### Material for this exercise ###
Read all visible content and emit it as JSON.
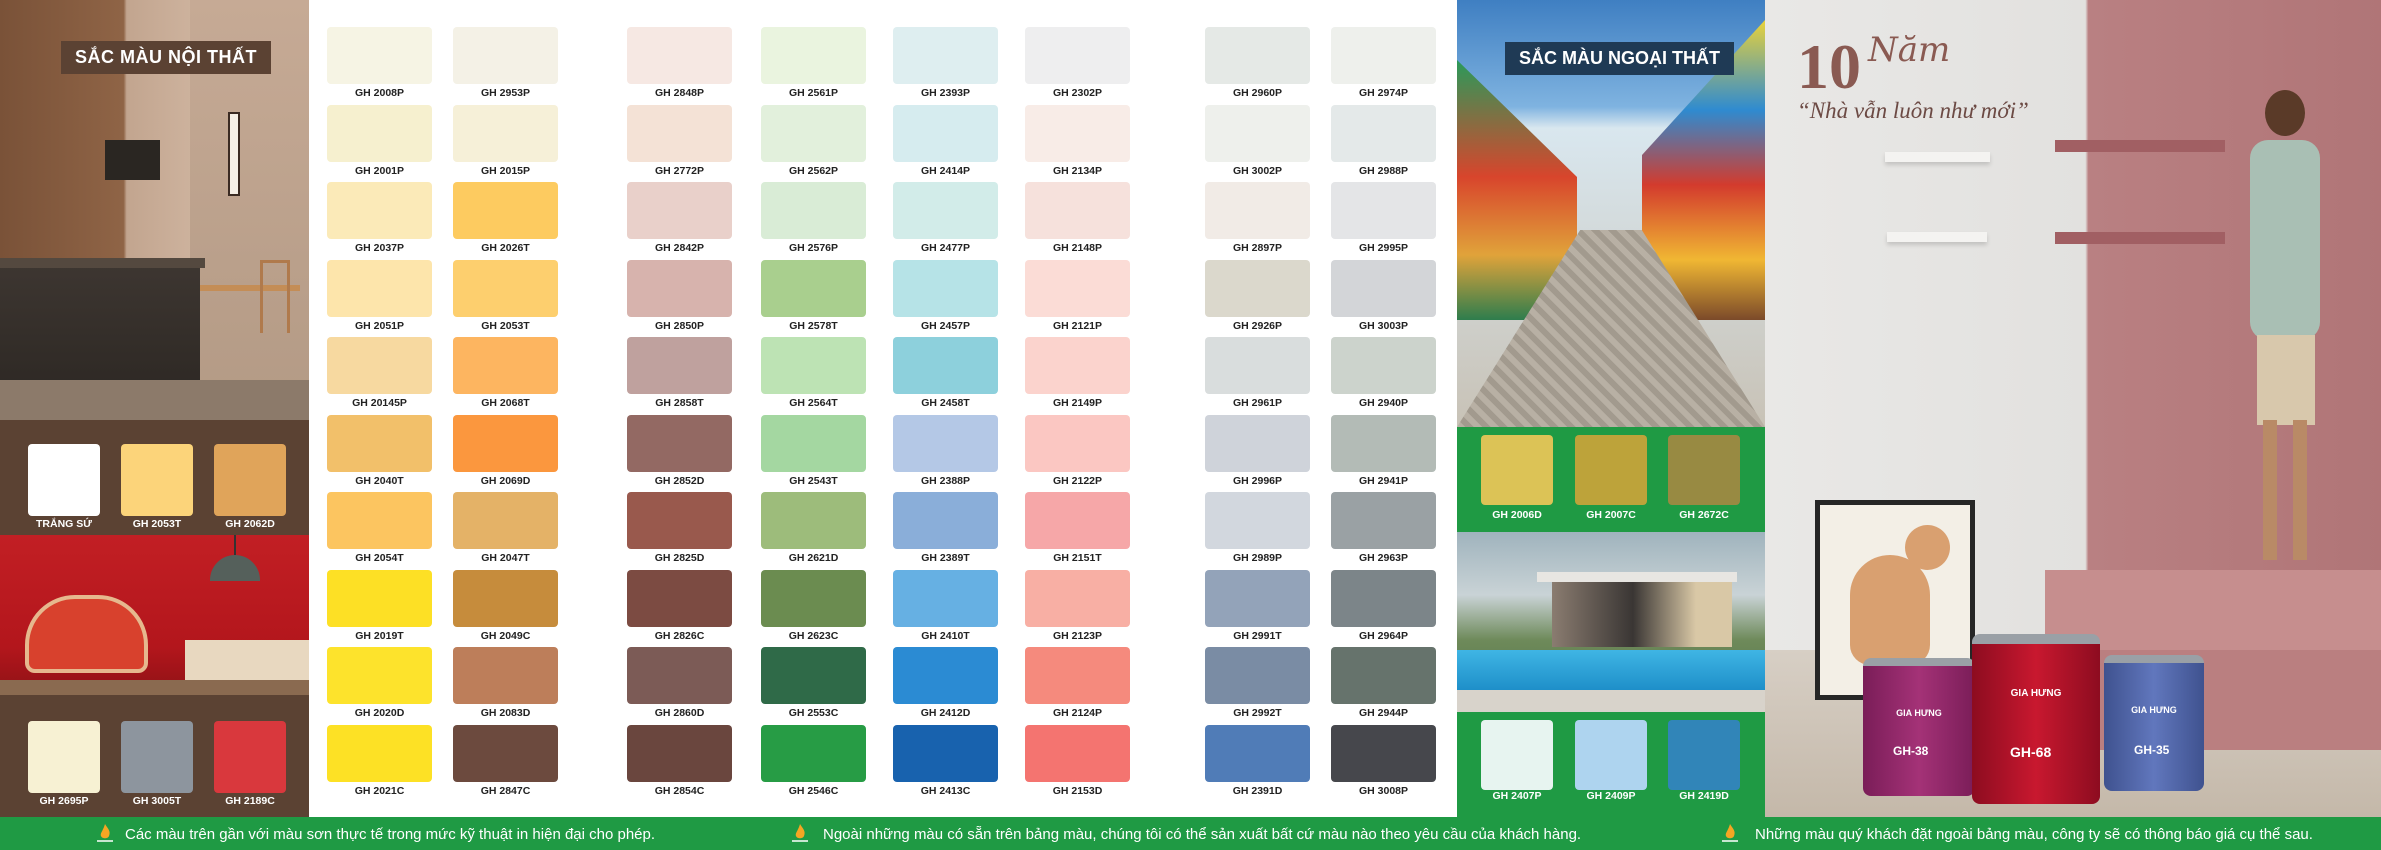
{
  "interior": {
    "title": "SẮC MÀU NỘI THẤT",
    "top_swatches": [
      {
        "code": "TRẮNG SỨ",
        "color": "#ffffff"
      },
      {
        "code": "GH 2053T",
        "color": "#fcd47a"
      },
      {
        "code": "GH 2062D",
        "color": "#e0a45a"
      }
    ],
    "bottom_swatches": [
      {
        "code": "GH 2695P",
        "color": "#f7f1d3"
      },
      {
        "code": "GH 3005T",
        "color": "#8d959e"
      },
      {
        "code": "GH 2189C",
        "color": "#d9383d"
      }
    ]
  },
  "palette": {
    "columns": [
      [
        {
          "code": "GH 2008P",
          "color": "#f6f4e4"
        },
        {
          "code": "GH 2001P",
          "color": "#f6f0cf"
        },
        {
          "code": "GH 2037P",
          "color": "#fbeab8"
        },
        {
          "code": "GH 2051P",
          "color": "#fde5ab"
        },
        {
          "code": "GH 20145P",
          "color": "#f7d9a0"
        },
        {
          "code": "GH 2040T",
          "color": "#f2c06a"
        },
        {
          "code": "GH 2054T",
          "color": "#fcc560"
        },
        {
          "code": "GH 2019T",
          "color": "#fde025"
        },
        {
          "code": "GH 2020D",
          "color": "#fde32c"
        },
        {
          "code": "GH 2021C",
          "color": "#fde125"
        }
      ],
      [
        {
          "code": "GH 2953P",
          "color": "#f4f1e6"
        },
        {
          "code": "GH 2015P",
          "color": "#f6f0d8"
        },
        {
          "code": "GH 2026T",
          "color": "#fdcb60"
        },
        {
          "code": "GH 2053T",
          "color": "#fdcf6e"
        },
        {
          "code": "GH 2068T",
          "color": "#fdb560"
        },
        {
          "code": "GH 2069D",
          "color": "#fb973e"
        },
        {
          "code": "GH 2047T",
          "color": "#e4b267"
        },
        {
          "code": "GH 2049C",
          "color": "#c68c3c"
        },
        {
          "code": "GH 2083D",
          "color": "#bd7e5a"
        },
        {
          "code": "GH 2847C",
          "color": "#6c4a3e"
        }
      ],
      [
        {
          "code": "GH 2848P",
          "color": "#f6e8e3"
        },
        {
          "code": "GH 2772P",
          "color": "#f4e2d6"
        },
        {
          "code": "GH 2842P",
          "color": "#e9d0ca"
        },
        {
          "code": "GH 2850P",
          "color": "#d7b3ad"
        },
        {
          "code": "GH 2858T",
          "color": "#bfa19e"
        },
        {
          "code": "GH 2852D",
          "color": "#936963"
        },
        {
          "code": "GH 2825D",
          "color": "#99594d"
        },
        {
          "code": "GH 2826C",
          "color": "#7c4b42"
        },
        {
          "code": "GH 2860D",
          "color": "#7c5b56"
        },
        {
          "code": "GH 2854C",
          "color": "#6a463e"
        }
      ],
      [
        {
          "code": "GH 2561P",
          "color": "#eaf4df"
        },
        {
          "code": "GH 2562P",
          "color": "#e2f0dc"
        },
        {
          "code": "GH 2576P",
          "color": "#d9ecd6"
        },
        {
          "code": "GH 2578T",
          "color": "#a9cf8e"
        },
        {
          "code": "GH 2564T",
          "color": "#bde3b4"
        },
        {
          "code": "GH 2543T",
          "color": "#a4d7a1"
        },
        {
          "code": "GH 2621D",
          "color": "#9dbc7b"
        },
        {
          "code": "GH 2623C",
          "color": "#6b8c50"
        },
        {
          "code": "GH 2553C",
          "color": "#2f6a48"
        },
        {
          "code": "GH 2546C",
          "color": "#279c45"
        }
      ],
      [
        {
          "code": "GH 2393P",
          "color": "#deeef0"
        },
        {
          "code": "GH 2414P",
          "color": "#d6ecef"
        },
        {
          "code": "GH 2477P",
          "color": "#d2ece9"
        },
        {
          "code": "GH 2457P",
          "color": "#b6e3e7"
        },
        {
          "code": "GH 2458T",
          "color": "#8dd0dc"
        },
        {
          "code": "GH 2388P",
          "color": "#b4c8e6"
        },
        {
          "code": "GH 2389T",
          "color": "#8aaed9"
        },
        {
          "code": "GH 2410T",
          "color": "#66b0e3"
        },
        {
          "code": "GH 2412D",
          "color": "#2b8bd3"
        },
        {
          "code": "GH 2413C",
          "color": "#1862ae"
        }
      ],
      [
        {
          "code": "GH 2302P",
          "color": "#eeeeef"
        },
        {
          "code": "GH 2134P",
          "color": "#f8ece7"
        },
        {
          "code": "GH 2148P",
          "color": "#f6e1dc"
        },
        {
          "code": "GH 2121P",
          "color": "#fbdcd6"
        },
        {
          "code": "GH 2149P",
          "color": "#fbd3cd"
        },
        {
          "code": "GH 2122P",
          "color": "#fbc7c2"
        },
        {
          "code": "GH 2151T",
          "color": "#f6a7a8"
        },
        {
          "code": "GH 2123P",
          "color": "#f8afa4"
        },
        {
          "code": "GH 2124P",
          "color": "#f58a7d"
        },
        {
          "code": "GH 2153D",
          "color": "#f47470"
        }
      ],
      [
        {
          "code": "GH 2960P",
          "color": "#e5e9e6"
        },
        {
          "code": "GH 3002P",
          "color": "#eef0ec"
        },
        {
          "code": "GH 2897P",
          "color": "#f1ebe6"
        },
        {
          "code": "GH 2926P",
          "color": "#dbd8cc"
        },
        {
          "code": "GH 2961P",
          "color": "#d9dddd"
        },
        {
          "code": "GH 2996P",
          "color": "#cfd3da"
        },
        {
          "code": "GH 2989P",
          "color": "#d2d7de"
        },
        {
          "code": "GH 2991T",
          "color": "#93a3b9"
        },
        {
          "code": "GH 2992T",
          "color": "#7a8ca4"
        },
        {
          "code": "GH 2391D",
          "color": "#507cb7"
        }
      ],
      [
        {
          "code": "GH 2974P",
          "color": "#eef0ec"
        },
        {
          "code": "GH 2988P",
          "color": "#e4e9e9"
        },
        {
          "code": "GH 2995P",
          "color": "#e4e5e7"
        },
        {
          "code": "GH 3003P",
          "color": "#d3d5d8"
        },
        {
          "code": "GH 2940P",
          "color": "#ccd3cc"
        },
        {
          "code": "GH 2941P",
          "color": "#b3bbb6"
        },
        {
          "code": "GH 2963P",
          "color": "#9aa1a4"
        },
        {
          "code": "GH 2964P",
          "color": "#7c8589"
        },
        {
          "code": "GH 2944P",
          "color": "#66736c"
        },
        {
          "code": "GH 3008P",
          "color": "#46474c"
        }
      ]
    ]
  },
  "exterior": {
    "title": "SẮC MÀU NGOẠI THẤT",
    "top_swatches": [
      {
        "code": "GH 2006D",
        "color": "#dcc356"
      },
      {
        "code": "GH 2007C",
        "color": "#bda33a"
      },
      {
        "code": "GH 2672C",
        "color": "#988a42"
      }
    ],
    "bottom_swatches": [
      {
        "code": "GH 2407P",
        "color": "#e7f4f0"
      },
      {
        "code": "GH 2409P",
        "color": "#aed4ef"
      },
      {
        "code": "GH 2419D",
        "color": "#3185b8"
      }
    ]
  },
  "promo": {
    "number": "10",
    "script_word": "Năm",
    "slogan": "“Nhà vẫn luôn như mới”",
    "cans": [
      {
        "brand": "GIA HƯNG",
        "name": "GH-38",
        "color": "#9c2a72"
      },
      {
        "brand": "GIA HƯNG",
        "name": "GH-68",
        "color": "#b8102a"
      },
      {
        "brand": "GIA HƯNG",
        "name": "GH-35",
        "color": "#5a6fb3"
      }
    ]
  },
  "footer": {
    "notes": [
      "Các màu trên gần với màu sơn thực tế trong mức kỹ thuật in hiện đại cho phép.",
      "Ngoài những màu có sẵn trên bảng màu, chúng tôi có thể sản xuất bất cứ màu nào theo yêu cầu của khách hàng.",
      "Những màu quý khách đặt ngoài bảng màu, công ty sẽ có thông báo giá cụ thể sau."
    ]
  }
}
###
Objective:
Filter the entries above down to the lines containing the word "THẤT".

The output:
    "title": "SẮC MÀU NỘI THẤT",
    "title": "SẮC MÀU NGOẠI THẤT",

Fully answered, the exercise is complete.